Prompt.
Report back each line of the records that contains the string "label".

(Extracts from a graphics dataset)
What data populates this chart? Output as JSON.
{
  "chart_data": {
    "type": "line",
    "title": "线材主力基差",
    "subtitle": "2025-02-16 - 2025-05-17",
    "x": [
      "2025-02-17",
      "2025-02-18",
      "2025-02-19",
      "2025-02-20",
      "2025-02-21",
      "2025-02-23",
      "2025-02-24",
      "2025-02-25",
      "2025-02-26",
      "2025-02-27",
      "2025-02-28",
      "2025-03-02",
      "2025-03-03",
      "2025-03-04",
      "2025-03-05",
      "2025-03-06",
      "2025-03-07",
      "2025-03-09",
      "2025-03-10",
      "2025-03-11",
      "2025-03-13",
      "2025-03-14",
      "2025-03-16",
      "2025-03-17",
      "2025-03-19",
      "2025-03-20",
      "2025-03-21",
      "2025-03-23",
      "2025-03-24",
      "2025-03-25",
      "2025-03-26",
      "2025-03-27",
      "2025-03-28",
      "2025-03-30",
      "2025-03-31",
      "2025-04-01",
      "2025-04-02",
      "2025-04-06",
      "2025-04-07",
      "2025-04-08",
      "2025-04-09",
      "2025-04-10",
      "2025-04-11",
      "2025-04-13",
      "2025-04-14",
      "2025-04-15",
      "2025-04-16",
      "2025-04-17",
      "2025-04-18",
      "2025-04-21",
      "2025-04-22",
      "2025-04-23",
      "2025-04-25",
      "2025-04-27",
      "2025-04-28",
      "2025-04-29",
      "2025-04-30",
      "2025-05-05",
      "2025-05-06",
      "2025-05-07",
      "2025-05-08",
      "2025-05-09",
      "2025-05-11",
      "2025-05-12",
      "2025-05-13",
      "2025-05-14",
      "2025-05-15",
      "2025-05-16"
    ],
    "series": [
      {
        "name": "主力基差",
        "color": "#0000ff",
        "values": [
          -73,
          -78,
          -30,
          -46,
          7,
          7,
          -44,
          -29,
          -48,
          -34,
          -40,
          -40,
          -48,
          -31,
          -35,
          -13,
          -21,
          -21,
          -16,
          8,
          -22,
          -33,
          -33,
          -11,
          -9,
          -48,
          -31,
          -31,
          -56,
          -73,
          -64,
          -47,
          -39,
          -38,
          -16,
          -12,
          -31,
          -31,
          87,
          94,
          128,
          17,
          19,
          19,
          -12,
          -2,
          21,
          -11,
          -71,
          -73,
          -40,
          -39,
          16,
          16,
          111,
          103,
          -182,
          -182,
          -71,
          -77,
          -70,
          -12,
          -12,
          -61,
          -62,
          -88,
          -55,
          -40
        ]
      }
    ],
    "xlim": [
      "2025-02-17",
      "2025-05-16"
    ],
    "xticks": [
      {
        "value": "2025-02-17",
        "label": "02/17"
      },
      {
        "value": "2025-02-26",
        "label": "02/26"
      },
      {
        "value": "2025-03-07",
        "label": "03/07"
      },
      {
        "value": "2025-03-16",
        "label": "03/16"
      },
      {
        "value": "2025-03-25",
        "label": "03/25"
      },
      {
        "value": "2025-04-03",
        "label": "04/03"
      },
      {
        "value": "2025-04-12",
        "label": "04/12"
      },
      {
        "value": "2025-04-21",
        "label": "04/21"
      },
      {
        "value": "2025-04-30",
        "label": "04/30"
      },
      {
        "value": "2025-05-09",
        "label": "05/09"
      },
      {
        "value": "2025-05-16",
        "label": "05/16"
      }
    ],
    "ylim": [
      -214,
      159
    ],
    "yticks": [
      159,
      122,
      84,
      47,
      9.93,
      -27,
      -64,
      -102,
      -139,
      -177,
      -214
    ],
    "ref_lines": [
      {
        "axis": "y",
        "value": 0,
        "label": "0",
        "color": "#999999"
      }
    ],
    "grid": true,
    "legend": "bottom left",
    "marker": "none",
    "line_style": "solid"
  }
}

Task solution.
        "label": "02/17"
        "label": "02/26"
        "label": "03/07"
        "label": "03/16"
        "label": "03/25"
        "label": "04/03"
        "label": "04/12"
        "label": "04/21"
        "label": "04/30"
        "label": "05/09"
        "label": "05/16"
        "label": "0",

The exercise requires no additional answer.